§ **Short problem**
The entries need to be copied exactly.

A block of data:
-=-=-

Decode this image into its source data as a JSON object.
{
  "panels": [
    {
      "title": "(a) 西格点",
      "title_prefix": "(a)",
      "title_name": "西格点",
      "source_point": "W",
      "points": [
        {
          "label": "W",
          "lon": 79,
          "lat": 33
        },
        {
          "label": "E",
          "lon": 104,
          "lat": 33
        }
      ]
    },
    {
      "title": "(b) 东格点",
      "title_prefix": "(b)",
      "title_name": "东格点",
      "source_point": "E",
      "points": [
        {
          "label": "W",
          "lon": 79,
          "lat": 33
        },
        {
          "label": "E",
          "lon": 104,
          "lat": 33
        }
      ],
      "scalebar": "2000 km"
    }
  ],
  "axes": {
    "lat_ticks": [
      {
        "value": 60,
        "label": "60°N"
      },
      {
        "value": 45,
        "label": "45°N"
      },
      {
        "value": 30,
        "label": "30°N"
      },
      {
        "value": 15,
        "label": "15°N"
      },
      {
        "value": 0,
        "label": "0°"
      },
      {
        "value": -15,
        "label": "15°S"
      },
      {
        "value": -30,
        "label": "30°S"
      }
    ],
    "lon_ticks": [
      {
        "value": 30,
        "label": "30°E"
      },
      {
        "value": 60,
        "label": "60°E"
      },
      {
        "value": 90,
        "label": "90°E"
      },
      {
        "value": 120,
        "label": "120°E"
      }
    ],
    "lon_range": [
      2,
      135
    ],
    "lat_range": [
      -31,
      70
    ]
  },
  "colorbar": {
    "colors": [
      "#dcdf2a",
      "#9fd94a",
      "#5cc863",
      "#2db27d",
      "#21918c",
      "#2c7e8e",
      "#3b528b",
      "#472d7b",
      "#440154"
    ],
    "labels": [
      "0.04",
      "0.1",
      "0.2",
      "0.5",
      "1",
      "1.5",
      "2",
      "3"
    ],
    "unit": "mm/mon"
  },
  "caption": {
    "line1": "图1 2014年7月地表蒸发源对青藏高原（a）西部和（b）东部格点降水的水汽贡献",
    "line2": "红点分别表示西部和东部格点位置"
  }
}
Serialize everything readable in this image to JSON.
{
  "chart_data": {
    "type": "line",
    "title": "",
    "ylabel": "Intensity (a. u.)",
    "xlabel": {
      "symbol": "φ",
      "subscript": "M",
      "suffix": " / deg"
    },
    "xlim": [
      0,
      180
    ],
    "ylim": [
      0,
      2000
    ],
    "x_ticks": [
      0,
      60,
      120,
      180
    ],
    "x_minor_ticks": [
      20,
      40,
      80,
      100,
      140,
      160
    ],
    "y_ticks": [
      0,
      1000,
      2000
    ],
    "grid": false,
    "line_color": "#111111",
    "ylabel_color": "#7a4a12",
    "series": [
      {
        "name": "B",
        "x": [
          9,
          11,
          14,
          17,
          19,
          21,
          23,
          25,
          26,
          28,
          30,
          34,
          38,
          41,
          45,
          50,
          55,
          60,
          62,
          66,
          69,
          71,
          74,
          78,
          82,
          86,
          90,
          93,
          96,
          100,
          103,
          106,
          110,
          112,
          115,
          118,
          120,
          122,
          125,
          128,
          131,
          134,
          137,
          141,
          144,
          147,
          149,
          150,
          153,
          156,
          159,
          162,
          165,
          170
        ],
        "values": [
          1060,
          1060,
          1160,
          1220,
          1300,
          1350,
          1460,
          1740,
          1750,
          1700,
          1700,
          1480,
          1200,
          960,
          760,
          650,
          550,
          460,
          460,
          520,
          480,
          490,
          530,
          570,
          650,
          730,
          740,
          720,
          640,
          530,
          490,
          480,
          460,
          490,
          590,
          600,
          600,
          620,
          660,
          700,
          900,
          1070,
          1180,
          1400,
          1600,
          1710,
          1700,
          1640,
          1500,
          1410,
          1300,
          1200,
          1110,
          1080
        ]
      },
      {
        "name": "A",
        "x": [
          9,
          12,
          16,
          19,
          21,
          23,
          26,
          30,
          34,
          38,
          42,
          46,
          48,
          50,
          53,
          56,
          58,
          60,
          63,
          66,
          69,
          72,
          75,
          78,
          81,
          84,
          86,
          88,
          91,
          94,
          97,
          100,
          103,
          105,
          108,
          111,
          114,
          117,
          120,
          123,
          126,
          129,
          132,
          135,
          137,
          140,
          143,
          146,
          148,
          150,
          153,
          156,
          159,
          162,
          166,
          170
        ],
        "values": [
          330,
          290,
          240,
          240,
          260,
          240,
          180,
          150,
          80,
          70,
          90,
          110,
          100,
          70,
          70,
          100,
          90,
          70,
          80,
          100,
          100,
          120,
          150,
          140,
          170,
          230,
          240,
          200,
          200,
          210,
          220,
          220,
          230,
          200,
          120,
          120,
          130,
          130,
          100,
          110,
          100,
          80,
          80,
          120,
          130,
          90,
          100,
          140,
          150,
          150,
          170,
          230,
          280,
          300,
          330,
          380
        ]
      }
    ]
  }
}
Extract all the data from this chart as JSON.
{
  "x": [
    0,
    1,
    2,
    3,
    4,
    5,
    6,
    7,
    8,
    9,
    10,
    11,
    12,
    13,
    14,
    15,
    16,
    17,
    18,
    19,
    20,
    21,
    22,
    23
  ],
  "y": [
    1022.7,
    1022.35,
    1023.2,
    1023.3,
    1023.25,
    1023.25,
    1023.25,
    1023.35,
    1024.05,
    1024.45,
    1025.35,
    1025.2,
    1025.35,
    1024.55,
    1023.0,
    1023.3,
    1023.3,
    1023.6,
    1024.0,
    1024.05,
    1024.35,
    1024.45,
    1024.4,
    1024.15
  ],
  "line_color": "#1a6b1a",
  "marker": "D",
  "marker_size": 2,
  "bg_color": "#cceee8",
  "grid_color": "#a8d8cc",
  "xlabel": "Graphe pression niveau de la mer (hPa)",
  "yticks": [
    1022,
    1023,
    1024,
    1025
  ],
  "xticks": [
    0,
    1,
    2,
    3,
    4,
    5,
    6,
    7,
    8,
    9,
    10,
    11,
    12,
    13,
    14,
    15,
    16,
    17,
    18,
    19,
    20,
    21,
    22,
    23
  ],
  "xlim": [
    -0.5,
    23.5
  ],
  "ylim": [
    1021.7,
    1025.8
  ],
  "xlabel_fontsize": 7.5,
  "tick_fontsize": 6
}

-=-=-

§ **Answer to this problem**
Decode this image into its source data as a JSON object.
{
  "panels": [
    {
      "title": "(a) 西格点",
      "title_prefix": "(a)",
      "title_name": "西格点",
      "source_point": "W",
      "points": [
        {
          "label": "W",
          "lon": 79,
          "lat": 33
        },
        {
          "label": "E",
          "lon": 104,
          "lat": 33
        }
      ]
    },
    {
      "title": "(b) 东格点",
      "title_prefix": "(b)",
      "title_name": "东格点",
      "source_point": "E",
      "points": [
        {
          "label": "W",
          "lon": 79,
          "lat": 33
        },
        {
          "label": "E",
          "lon": 104,
          "lat": 33
        }
      ],
      "scalebar": "2000 km"
    }
  ],
  "axes": {
    "lat_ticks": [
      {
        "value": 60,
        "label": "60°N"
      },
      {
        "value": 45,
        "label": "45°N"
      },
      {
        "value": 30,
        "label": "30°N"
      },
      {
        "value": 15,
        "label": "15°N"
      },
      {
        "value": 0,
        "label": "0°"
      },
      {
        "value": -15,
        "label": "15°S"
      },
      {
        "value": -30,
        "label": "30°S"
      }
    ],
    "lon_ticks": [
      {
        "value": 30,
        "label": "30°E"
      },
      {
        "value": 60,
        "label": "60°E"
      },
      {
        "value": 90,
        "label": "90°E"
      },
      {
        "value": 120,
        "label": "120°E"
      }
    ],
    "lon_range": [
      2,
      135
    ],
    "lat_range": [
      -31,
      70
    ]
  },
  "colorbar": {
    "colors": [
      "#dcdf2a",
      "#9fd94a",
      "#5cc863",
      "#2db27d",
      "#21918c",
      "#2c7e8e",
      "#3b528b",
      "#472d7b",
      "#440154"
    ],
    "labels": [
      "0.04",
      "0.1",
      "0.2",
      "0.5",
      "1",
      "1.5",
      "2",
      "3"
    ],
    "unit": "mm/mon"
  },
  "caption": {
    "line1": "图1 2014年7月地表蒸发源对青藏高原（a）西部和（b）东部格点降水的水汽贡献",
    "line2": "红点分别表示西部和东部格点位置"
  }
}
Serialize everything readable in this image to JSON.
{
  "chart_data": {
    "type": "line",
    "title": "",
    "ylabel": "Intensity (a. u.)",
    "xlabel": {
      "symbol": "φ",
      "subscript": "M",
      "suffix": " / deg"
    },
    "xlim": [
      0,
      180
    ],
    "ylim": [
      0,
      2000
    ],
    "x_ticks": [
      0,
      60,
      120,
      180
    ],
    "x_minor_ticks": [
      20,
      40,
      80,
      100,
      140,
      160
    ],
    "y_ticks": [
      0,
      1000,
      2000
    ],
    "grid": false,
    "line_color": "#111111",
    "ylabel_color": "#7a4a12",
    "series": [
      {
        "name": "B",
        "x": [
          9,
          11,
          14,
          17,
          19,
          21,
          23,
          25,
          26,
          28,
          30,
          34,
          38,
          41,
          45,
          50,
          55,
          60,
          62,
          66,
          69,
          71,
          74,
          78,
          82,
          86,
          90,
          93,
          96,
          100,
          103,
          106,
          110,
          112,
          115,
          118,
          120,
          122,
          125,
          128,
          131,
          134,
          137,
          141,
          144,
          147,
          149,
          150,
          153,
          156,
          159,
          162,
          165,
          170
        ],
        "values": [
          1060,
          1060,
          1160,
          1220,
          1300,
          1350,
          1460,
          1740,
          1750,
          1700,
          1700,
          1480,
          1200,
          960,
          760,
          650,
          550,
          460,
          460,
          520,
          480,
          490,
          530,
          570,
          650,
          730,
          740,
          720,
          640,
          530,
          490,
          480,
          460,
          490,
          590,
          600,
          600,
          620,
          660,
          700,
          900,
          1070,
          1180,
          1400,
          1600,
          1710,
          1700,
          1640,
          1500,
          1410,
          1300,
          1200,
          1110,
          1080
        ]
      },
      {
        "name": "A",
        "x": [
          9,
          12,
          16,
          19,
          21,
          23,
          26,
          30,
          34,
          38,
          42,
          46,
          48,
          50,
          53,
          56,
          58,
          60,
          63,
          66,
          69,
          72,
          75,
          78,
          81,
          84,
          86,
          88,
          91,
          94,
          97,
          100,
          103,
          105,
          108,
          111,
          114,
          117,
          120,
          123,
          126,
          129,
          132,
          135,
          137,
          140,
          143,
          146,
          148,
          150,
          153,
          156,
          159,
          162,
          166,
          170
        ],
        "values": [
          330,
          290,
          240,
          240,
          260,
          240,
          180,
          150,
          80,
          70,
          90,
          110,
          100,
          70,
          70,
          100,
          90,
          70,
          80,
          100,
          100,
          120,
          150,
          140,
          170,
          230,
          240,
          200,
          200,
          210,
          220,
          220,
          230,
          200,
          120,
          120,
          130,
          130,
          100,
          110,
          100,
          80,
          80,
          120,
          130,
          90,
          100,
          140,
          150,
          150,
          170,
          230,
          280,
          300,
          330,
          380
        ]
      }
    ]
  }
}
Extract all the data from this chart as JSON.
{
  "x": [
    0,
    1,
    2,
    3,
    4,
    5,
    6,
    7,
    8,
    9,
    10,
    11,
    12,
    13,
    14,
    15,
    16,
    17,
    18,
    19,
    20,
    21,
    22,
    23
  ],
  "y": [
    1022.7,
    1022.35,
    1023.2,
    1023.3,
    1023.25,
    1023.25,
    1023.25,
    1023.35,
    1024.05,
    1024.45,
    1025.35,
    1025.2,
    1025.35,
    1024.55,
    1023.0,
    1023.3,
    1023.3,
    1023.6,
    1024.0,
    1024.05,
    1024.35,
    1024.45,
    1024.4,
    1024.15
  ],
  "line_color": "#1a6b1a",
  "marker": "D",
  "marker_size": 2,
  "bg_color": "#cceee8",
  "grid_color": "#a8d8cc",
  "xlabel": "Graphe pression niveau de la mer (hPa)",
  "yticks": [
    1022,
    1023,
    1024,
    1025
  ],
  "xticks": [
    0,
    1,
    2,
    3,
    4,
    5,
    6,
    7,
    8,
    9,
    10,
    11,
    12,
    13,
    14,
    15,
    16,
    17,
    18,
    19,
    20,
    21,
    22,
    23
  ],
  "xlim": [
    -0.5,
    23.5
  ],
  "ylim": [
    1021.7,
    1025.8
  ],
  "xlabel_fontsize": 7.5,
  "tick_fontsize": 6
}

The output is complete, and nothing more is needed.